> **MATERIAL SHOWN**:
________

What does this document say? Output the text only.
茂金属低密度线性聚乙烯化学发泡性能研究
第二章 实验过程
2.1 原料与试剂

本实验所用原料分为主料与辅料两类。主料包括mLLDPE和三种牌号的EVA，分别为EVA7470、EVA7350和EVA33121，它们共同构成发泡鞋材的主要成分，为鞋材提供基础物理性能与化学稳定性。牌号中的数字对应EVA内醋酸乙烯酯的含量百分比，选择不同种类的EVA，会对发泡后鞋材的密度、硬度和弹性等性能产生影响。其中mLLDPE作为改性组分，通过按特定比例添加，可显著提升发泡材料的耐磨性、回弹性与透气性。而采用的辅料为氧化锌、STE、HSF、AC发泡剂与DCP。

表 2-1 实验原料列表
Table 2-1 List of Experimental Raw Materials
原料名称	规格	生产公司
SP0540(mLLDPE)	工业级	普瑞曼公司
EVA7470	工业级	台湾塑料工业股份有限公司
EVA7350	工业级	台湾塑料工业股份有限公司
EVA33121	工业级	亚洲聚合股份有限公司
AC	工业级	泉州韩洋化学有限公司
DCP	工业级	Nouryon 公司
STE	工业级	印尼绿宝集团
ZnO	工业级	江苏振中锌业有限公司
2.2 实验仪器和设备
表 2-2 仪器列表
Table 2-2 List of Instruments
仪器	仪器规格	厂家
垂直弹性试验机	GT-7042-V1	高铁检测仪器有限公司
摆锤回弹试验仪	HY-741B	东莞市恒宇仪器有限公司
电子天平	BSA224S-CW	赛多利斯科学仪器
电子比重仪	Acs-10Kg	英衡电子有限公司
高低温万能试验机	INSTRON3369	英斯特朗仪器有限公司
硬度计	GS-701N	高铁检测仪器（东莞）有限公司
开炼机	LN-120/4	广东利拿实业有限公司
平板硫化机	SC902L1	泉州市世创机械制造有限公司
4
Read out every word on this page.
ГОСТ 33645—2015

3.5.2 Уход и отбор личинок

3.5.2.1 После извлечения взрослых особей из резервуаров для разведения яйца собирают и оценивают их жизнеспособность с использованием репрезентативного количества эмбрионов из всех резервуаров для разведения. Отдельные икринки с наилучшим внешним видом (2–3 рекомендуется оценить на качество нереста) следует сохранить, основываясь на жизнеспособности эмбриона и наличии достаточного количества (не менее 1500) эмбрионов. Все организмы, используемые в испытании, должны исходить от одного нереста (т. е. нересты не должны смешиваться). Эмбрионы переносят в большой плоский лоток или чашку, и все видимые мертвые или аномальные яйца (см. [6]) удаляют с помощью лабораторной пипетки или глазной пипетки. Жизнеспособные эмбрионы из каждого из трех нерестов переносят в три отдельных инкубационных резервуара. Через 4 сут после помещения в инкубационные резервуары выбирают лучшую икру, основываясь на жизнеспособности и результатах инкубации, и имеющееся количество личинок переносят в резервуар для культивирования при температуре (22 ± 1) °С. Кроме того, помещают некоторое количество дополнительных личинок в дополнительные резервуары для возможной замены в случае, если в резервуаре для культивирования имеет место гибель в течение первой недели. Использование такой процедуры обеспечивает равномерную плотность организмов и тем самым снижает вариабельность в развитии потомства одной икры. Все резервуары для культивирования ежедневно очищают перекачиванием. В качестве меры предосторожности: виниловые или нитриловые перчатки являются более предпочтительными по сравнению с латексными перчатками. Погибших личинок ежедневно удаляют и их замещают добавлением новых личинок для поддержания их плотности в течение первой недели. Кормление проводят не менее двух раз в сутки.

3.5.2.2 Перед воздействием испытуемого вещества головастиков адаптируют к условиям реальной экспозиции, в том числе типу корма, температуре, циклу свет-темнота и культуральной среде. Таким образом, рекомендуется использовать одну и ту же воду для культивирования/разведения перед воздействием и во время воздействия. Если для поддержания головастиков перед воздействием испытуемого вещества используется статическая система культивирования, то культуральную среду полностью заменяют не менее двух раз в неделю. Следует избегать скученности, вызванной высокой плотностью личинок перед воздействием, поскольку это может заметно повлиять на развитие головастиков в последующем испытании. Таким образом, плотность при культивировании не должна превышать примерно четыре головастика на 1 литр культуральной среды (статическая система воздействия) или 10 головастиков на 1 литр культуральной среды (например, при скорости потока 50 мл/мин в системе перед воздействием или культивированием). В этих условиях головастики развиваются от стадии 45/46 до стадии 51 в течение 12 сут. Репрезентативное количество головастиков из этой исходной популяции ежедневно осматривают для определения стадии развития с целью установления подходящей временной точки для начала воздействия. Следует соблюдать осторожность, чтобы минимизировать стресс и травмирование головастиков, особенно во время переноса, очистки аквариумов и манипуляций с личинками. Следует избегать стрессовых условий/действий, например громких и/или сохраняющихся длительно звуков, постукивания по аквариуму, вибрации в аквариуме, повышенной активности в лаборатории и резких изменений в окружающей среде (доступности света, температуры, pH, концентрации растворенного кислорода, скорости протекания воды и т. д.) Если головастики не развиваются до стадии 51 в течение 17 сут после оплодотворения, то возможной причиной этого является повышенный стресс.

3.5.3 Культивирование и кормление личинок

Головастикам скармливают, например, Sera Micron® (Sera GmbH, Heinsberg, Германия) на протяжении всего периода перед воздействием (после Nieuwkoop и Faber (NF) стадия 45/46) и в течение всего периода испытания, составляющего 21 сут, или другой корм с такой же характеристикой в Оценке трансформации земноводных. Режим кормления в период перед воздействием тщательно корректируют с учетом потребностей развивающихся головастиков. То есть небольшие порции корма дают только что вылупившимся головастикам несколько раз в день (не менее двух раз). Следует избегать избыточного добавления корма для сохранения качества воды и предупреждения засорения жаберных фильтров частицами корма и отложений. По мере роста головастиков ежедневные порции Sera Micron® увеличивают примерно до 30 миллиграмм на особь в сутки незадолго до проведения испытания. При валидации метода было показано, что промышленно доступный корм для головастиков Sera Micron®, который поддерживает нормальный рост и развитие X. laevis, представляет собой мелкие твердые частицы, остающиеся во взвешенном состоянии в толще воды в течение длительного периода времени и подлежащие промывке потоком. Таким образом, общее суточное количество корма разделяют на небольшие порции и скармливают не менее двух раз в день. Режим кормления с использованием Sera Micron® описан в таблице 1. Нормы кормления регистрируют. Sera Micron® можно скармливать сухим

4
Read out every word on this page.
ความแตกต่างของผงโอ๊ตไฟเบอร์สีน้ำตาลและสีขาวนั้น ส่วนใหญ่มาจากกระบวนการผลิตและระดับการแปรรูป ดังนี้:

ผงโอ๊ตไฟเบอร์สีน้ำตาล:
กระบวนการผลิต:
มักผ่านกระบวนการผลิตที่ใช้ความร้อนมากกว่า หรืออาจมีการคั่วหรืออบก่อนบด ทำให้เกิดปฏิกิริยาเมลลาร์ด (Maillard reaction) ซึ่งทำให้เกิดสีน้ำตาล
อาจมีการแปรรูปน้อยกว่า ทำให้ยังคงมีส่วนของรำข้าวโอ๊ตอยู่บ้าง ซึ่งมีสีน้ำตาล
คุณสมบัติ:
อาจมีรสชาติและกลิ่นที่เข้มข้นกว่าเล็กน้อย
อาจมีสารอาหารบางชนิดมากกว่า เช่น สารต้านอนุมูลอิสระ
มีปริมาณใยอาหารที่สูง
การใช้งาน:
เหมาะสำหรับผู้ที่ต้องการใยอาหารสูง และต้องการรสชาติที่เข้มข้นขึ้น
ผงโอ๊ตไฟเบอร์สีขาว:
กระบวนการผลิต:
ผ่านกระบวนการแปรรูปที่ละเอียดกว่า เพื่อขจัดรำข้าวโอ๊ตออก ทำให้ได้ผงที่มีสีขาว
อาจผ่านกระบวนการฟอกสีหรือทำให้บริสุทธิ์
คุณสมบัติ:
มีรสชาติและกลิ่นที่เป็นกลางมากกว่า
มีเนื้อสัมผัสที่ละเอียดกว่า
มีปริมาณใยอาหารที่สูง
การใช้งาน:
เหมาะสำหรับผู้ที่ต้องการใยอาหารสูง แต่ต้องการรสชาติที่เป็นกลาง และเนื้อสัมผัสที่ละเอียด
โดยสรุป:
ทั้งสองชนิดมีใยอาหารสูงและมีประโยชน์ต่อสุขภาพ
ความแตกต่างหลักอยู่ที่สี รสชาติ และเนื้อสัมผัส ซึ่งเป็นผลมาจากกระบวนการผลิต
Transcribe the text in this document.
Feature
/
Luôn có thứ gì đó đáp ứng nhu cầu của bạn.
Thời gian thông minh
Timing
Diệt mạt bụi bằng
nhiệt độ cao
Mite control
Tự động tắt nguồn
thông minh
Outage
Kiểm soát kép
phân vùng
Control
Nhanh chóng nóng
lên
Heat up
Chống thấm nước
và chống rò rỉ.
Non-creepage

________

> **WHAT IS REQUIRED**: Return a copy of every line that includes the word "document".

> **TASK OUTPUT**:
What does this document say? Output the text only.
Transcribe the text in this document.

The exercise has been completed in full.